### Requirements
#1 Reproduce everything in the article on the US tariff hike on Russian imports from "US President Joe" down to "about $2.3 billion.".
#2 Carry on the article about the US tariff hike on Russian imports, starting right after its last sentence.

### Extracted text
BUSINESS US' tariff hike on Russia sparks concern over global inflation

BUSINESS

US' tariff hike on Russia sparks concern over global inflation

Global Times

21:54, June 28, 2022

People shop at a grocery store on June 10, 2022 in New York City. The US Consumer Price Index (CPI) rose 8.6 percent year-on-year in May, recording the largest 12-month increase since the period ending December 1981. Inflation has risen to its highest level in four decades, raising the cost of airfare, hotels, vehicles, gas, and food. Photo: VCG

People shop at a grocery store on June 10, 2022 in New York City. The US Consumer Price Index (CPI) rose 8.6 percent year-on-year in May, recording the largest 12-month increase since the period ending December 1981. Inflation has risen to its highest level in four decades, raising the cost of airfare, hotels, vehicles, gas, and food. (Photo: VCG)

As the US moved to hike tariffs on hundreds of types of Russian imports as part of its economic sanctions against Russia and continues to pressure its allies to impose more sanctions, concerns are growing among Chinese analysts that the ever-expanding sanctions would exacerbate already-high global inflation and disrupted global supply chains.

Europe, which has so far closely followed the US' footsteps and is already suffering severe consequences of the economic sanctions, in particular, could further be forced to bear the brunt of the escalating US-led economic war against Russia, analysts warned.

US President Joe Biden said in a proclamation released on Monday US time that the US government would raise the tariff rate on certain Russian imports that have not been banned to 35 percent. The White House has not released a list of specific goods subjected to the additional duties, but the list covers over 570 groups of goods from Russia totaling about $2.3 billion.

"Compared with recent sanctions, including freezing Russian assets and removing Russian banks from the SWIFT, the US' latest move would have only a slight impact on Russia given small trade volume between the two countries," Xu Poling, a research fellow at the Chinese Academy of Social Sciences specializing in Russia's economy, told the Global Times on Tuesday.

### Excerpted records
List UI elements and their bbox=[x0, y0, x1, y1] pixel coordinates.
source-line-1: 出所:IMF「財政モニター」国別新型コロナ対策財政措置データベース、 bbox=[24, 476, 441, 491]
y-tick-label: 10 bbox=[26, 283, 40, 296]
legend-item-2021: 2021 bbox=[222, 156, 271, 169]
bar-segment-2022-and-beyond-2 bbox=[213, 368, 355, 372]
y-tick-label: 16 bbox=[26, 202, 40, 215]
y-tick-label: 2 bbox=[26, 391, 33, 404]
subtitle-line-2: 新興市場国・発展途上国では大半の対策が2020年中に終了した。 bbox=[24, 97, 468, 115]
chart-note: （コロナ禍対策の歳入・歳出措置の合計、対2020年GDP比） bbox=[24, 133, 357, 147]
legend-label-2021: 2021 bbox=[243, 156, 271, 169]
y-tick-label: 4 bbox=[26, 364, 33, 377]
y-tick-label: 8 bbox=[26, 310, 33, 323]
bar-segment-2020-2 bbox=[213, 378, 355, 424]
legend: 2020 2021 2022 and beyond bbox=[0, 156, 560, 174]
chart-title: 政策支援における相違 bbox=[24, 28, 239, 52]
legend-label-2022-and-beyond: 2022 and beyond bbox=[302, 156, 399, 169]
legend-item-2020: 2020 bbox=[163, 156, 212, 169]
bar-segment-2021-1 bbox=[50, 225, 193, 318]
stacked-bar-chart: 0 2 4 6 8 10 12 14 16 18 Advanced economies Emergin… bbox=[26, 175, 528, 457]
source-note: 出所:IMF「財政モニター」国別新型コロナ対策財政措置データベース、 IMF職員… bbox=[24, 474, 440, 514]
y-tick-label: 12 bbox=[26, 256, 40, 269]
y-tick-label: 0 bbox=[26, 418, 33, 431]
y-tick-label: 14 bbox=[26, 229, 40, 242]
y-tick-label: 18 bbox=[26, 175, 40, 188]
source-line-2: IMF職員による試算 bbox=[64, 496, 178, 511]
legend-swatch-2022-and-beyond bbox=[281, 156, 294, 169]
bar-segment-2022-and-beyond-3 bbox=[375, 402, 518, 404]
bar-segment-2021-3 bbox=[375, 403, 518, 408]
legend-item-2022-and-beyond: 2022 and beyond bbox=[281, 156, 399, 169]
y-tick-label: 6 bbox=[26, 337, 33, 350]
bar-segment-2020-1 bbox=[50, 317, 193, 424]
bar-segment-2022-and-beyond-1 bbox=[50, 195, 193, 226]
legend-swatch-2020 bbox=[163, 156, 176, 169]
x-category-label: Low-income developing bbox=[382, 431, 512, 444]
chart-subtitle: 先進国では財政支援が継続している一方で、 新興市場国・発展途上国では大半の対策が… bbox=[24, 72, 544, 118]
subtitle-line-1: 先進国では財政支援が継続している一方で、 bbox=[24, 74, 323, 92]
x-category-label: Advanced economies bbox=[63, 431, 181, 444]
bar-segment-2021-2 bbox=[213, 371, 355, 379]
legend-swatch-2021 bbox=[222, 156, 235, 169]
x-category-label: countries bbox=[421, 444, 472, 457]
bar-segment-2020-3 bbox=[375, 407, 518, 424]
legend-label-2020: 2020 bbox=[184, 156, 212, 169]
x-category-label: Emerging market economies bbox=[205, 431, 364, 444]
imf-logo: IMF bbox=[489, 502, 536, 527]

### Results for the exercise
#1
US President Joe Biden said in a proclamation released on Monday US time that the US government would raise the tariff rate on certain Russian imports that have not been banned to 35 percent. The White House has not released a list of specific goods subjected to the additional duties, but the list covers over 570 groups of goods from Russia totaling about $2.3 billion.

#2
According to data from the US Census Bureau, the US imported $29.63 billion worth of goods from Russia in 2021, while exports stood at only $6.39 billion.

In April, Biden issued a proclamation to ban Russian-affiliated vessels from entering US ports, while banning imports of Russian goods such as oil, natural gas, seafood, alcoholic beverages and non-industrial diamonds.

"By continuously escalating pressure on Russia even at the cost of cutting trade ties, the US aims to force allies to follow its steps to impose sanctions on Russia," Xu said.

The US might strategically choose to only add tariffs on less important products imported from Russia, experts noted, warning other countries and regions, especially the EU, that rely heavily on Russia for energy and grains not to be misguided by the US' political tricks to further fuel global inflation.


The Astora underground natural gas storage facility stands on May 12, 2022 in Rehden, Germany. Astora is part of Gazprom Germania Group, which is 100 percent subsidiary of Russia's natural gas company Gazprom. Photo: VCG

The Astora underground natural gas storage facility stands on May 12, 2022 in Rehden, Germany. Astora is part of Gazprom Germania Group, which is 100 percent subsidiary of Russia's natural gas company Gazprom. (Photo: VCG)

"The US will very likely skip over products such as palladium and neon gas - both are important materials for making semiconductors and the world depends on Russia for supply," Li Xin, director of the Institute for Eurasian Studies at the Shanghai University of Political Science and Law, told the Global Times on Tuesday.

According to the US Geological Survey, the US imports around 35 percent of palladium from Russia. A report from the supply chain research unit of S&P Global Market Intelligence published in June showed that US buyers are ramping up their Russian metal imports by 20.3 percent year-on-year to 973,000 tons in the first quarter of 2022, mainly due to lack of alternative sources of supply.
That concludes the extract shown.